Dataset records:
↓↓↓
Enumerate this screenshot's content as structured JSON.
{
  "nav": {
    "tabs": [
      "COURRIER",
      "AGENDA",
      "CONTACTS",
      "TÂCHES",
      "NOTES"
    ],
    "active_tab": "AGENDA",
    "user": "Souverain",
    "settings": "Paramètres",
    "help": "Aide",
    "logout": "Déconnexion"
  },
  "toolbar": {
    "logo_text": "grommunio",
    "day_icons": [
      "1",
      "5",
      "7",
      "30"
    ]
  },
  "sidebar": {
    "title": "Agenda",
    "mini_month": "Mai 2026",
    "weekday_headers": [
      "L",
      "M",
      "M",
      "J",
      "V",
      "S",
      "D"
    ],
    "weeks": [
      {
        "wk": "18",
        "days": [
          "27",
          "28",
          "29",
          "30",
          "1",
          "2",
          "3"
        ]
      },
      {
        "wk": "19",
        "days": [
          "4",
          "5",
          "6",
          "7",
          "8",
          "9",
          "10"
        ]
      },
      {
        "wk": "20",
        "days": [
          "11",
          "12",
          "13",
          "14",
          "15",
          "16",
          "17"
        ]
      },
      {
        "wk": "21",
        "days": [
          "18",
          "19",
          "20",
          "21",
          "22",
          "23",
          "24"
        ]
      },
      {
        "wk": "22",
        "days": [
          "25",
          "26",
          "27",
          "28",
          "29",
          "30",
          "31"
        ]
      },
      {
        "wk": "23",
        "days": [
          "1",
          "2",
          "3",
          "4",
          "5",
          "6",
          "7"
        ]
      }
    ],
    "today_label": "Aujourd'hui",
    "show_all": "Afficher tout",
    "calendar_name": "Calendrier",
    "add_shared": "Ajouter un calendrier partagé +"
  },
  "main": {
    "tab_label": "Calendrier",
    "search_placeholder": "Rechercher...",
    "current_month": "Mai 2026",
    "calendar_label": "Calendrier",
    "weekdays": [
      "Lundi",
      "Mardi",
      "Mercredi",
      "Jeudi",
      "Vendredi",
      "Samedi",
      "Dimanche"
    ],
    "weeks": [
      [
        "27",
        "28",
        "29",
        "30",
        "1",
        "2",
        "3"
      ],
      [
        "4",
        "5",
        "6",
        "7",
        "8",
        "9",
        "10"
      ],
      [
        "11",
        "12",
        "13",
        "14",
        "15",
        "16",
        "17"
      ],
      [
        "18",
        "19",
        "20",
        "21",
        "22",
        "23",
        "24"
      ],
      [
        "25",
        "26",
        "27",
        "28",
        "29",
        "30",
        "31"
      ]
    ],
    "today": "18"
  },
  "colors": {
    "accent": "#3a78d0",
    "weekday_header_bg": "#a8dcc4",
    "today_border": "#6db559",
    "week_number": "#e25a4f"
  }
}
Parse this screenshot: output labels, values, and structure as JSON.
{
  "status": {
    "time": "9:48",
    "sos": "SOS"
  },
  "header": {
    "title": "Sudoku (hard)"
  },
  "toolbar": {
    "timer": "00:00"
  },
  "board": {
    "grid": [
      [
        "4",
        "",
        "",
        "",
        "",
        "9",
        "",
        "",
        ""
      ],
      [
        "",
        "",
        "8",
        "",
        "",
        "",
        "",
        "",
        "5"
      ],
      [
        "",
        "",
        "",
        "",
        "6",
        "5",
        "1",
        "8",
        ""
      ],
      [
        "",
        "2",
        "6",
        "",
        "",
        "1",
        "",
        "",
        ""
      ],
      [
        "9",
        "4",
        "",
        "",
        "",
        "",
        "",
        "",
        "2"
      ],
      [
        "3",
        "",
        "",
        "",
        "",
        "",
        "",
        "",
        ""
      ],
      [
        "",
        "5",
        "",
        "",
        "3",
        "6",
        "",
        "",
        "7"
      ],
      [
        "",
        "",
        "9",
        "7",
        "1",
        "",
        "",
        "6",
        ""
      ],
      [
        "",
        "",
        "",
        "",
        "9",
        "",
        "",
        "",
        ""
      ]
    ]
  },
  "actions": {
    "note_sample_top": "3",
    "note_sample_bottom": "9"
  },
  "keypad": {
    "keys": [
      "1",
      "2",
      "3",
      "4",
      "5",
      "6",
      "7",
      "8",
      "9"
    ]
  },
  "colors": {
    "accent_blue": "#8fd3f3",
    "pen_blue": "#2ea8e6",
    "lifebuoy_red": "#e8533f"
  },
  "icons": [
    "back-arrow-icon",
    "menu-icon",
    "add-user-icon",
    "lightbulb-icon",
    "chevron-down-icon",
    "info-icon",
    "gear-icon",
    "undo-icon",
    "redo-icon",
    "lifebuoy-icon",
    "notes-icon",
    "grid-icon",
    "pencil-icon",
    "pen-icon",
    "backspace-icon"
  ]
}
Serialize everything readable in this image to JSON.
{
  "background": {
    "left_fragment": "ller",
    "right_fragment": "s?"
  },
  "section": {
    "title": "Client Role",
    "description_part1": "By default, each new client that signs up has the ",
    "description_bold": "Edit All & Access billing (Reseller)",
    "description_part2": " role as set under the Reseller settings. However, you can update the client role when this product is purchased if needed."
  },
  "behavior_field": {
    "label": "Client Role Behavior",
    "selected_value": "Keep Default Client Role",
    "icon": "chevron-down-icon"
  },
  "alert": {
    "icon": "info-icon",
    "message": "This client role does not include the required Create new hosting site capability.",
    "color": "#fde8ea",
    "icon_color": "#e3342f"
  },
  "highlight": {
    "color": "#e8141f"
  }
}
↑↑↑
**WHAT YOU WILL DO**
Search the preceding listing for "screenshot" and extract every line where it is found.

**WRITTEN RESPONSE**
Enumerate this screenshot's content as structured JSON.
Parse this screenshot: output labels, values, and structure as JSON.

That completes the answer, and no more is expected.